> _SHORT EXERCISE_: Find each line holding "JSON" and copy it out.

> _A run of records_:
◆ ◆ ◆ ◆ ◆

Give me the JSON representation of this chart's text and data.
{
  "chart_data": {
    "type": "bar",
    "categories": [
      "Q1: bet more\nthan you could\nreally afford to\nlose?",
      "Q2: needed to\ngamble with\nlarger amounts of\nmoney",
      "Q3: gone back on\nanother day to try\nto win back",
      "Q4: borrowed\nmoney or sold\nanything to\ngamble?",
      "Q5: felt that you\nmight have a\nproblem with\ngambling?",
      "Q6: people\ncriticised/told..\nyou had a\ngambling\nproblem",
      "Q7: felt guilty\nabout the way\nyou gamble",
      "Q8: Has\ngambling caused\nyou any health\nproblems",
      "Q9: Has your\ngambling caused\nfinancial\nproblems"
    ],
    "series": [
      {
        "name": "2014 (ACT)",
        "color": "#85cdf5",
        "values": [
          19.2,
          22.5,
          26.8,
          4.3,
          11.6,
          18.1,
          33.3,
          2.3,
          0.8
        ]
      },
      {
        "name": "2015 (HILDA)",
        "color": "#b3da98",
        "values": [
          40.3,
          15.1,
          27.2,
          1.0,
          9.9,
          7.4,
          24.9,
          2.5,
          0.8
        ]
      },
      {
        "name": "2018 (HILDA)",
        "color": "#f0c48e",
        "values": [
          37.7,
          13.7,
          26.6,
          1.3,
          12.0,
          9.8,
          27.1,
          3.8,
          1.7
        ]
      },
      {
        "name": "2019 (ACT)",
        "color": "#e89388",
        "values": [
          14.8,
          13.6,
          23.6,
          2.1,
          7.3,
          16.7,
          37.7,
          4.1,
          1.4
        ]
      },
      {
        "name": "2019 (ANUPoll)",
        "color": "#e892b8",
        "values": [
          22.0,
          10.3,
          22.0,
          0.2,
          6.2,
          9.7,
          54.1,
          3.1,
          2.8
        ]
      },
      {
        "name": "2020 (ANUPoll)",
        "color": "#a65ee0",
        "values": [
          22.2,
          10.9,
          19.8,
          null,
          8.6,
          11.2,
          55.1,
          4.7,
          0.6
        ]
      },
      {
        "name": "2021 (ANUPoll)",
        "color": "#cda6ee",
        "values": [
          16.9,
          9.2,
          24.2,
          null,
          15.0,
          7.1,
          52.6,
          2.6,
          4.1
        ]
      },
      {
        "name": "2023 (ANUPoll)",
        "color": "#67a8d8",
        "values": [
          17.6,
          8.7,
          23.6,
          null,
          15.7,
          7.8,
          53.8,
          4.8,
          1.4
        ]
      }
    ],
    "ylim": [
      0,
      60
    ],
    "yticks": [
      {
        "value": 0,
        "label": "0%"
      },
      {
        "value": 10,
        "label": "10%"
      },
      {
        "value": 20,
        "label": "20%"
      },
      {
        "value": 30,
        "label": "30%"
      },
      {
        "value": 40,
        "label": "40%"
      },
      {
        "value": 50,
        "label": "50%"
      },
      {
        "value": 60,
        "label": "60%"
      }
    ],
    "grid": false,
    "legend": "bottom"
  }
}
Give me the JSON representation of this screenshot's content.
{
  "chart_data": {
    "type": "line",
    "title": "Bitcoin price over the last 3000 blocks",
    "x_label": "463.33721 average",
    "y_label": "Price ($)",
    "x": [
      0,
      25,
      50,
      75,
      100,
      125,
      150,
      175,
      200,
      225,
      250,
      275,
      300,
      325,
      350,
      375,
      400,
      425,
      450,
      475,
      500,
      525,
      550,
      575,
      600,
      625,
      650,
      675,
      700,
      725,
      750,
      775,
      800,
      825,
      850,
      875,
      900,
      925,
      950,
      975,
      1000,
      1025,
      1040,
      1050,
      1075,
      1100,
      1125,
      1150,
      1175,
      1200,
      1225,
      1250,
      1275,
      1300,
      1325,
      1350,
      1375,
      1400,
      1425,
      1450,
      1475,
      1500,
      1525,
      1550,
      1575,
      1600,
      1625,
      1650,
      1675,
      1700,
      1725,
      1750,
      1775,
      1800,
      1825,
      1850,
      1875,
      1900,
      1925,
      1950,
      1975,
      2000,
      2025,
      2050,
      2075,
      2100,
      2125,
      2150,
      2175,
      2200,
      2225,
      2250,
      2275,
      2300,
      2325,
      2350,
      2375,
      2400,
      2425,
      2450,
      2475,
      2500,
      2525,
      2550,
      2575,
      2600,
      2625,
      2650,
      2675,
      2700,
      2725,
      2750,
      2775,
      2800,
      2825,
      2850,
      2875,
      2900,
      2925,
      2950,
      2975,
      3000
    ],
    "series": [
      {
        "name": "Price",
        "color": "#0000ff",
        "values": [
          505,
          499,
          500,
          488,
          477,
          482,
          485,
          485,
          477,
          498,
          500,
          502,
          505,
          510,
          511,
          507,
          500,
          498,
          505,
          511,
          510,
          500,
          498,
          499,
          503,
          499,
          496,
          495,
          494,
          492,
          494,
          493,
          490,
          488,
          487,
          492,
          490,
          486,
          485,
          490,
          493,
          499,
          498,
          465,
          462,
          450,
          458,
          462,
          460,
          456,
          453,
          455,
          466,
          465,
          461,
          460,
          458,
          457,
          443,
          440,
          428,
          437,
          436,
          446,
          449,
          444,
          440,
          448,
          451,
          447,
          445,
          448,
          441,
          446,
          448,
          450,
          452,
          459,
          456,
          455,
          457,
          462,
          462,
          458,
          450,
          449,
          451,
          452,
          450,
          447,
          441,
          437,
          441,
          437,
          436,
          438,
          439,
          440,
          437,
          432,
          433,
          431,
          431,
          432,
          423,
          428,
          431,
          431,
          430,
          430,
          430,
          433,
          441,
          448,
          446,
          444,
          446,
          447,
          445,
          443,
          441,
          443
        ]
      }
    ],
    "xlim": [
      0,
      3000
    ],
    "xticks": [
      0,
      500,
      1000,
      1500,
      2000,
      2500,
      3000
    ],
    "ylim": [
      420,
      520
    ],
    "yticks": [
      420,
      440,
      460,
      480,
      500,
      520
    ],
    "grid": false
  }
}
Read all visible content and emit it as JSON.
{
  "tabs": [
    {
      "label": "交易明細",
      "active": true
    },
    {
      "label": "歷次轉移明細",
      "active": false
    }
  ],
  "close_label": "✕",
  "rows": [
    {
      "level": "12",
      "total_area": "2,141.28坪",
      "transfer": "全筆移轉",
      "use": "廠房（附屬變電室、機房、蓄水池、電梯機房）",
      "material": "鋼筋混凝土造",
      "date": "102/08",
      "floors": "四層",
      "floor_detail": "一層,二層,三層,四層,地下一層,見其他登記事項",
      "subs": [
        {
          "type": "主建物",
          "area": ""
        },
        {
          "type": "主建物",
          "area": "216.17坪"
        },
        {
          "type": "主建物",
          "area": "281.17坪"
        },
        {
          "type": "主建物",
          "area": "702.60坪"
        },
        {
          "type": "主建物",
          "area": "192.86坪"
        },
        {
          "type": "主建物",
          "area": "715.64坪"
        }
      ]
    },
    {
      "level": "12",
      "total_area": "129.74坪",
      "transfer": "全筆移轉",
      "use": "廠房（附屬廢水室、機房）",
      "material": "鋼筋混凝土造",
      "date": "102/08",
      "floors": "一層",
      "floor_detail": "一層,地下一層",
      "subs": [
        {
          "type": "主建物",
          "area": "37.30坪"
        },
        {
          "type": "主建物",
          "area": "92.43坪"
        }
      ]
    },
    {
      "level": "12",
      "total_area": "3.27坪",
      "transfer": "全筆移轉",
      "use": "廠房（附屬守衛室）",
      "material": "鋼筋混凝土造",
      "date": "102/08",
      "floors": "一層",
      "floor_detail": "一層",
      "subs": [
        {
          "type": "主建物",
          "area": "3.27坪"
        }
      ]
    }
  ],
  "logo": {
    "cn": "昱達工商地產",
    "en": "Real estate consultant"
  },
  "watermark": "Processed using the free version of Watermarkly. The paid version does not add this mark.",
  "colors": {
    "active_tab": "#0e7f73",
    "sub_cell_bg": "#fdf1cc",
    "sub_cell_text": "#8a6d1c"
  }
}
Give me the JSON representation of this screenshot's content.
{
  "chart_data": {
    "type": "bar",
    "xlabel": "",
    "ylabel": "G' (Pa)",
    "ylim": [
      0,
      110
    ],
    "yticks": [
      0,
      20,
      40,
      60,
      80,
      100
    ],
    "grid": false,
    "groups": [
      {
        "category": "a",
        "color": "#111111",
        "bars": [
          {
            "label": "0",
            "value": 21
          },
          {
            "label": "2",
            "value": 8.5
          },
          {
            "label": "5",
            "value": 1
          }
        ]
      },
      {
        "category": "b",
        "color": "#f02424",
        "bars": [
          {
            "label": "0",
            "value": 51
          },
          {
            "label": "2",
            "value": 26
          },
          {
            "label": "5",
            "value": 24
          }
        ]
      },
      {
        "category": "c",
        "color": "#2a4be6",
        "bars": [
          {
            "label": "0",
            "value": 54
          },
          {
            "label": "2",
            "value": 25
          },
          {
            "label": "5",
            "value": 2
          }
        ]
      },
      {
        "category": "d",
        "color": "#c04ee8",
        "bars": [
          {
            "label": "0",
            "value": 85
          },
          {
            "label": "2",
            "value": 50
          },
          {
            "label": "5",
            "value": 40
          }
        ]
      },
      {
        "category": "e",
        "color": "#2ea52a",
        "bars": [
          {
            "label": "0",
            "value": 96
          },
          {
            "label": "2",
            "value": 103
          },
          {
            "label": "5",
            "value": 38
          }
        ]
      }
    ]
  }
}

◆ ◆ ◆ ◆ ◆

> _THE RESPONSE_:
Give me the JSON representation of this chart's text and data.
Give me the JSON representation of this screenshot's content.
Read all visible content and emit it as JSON.
Give me the JSON representation of this screenshot's content.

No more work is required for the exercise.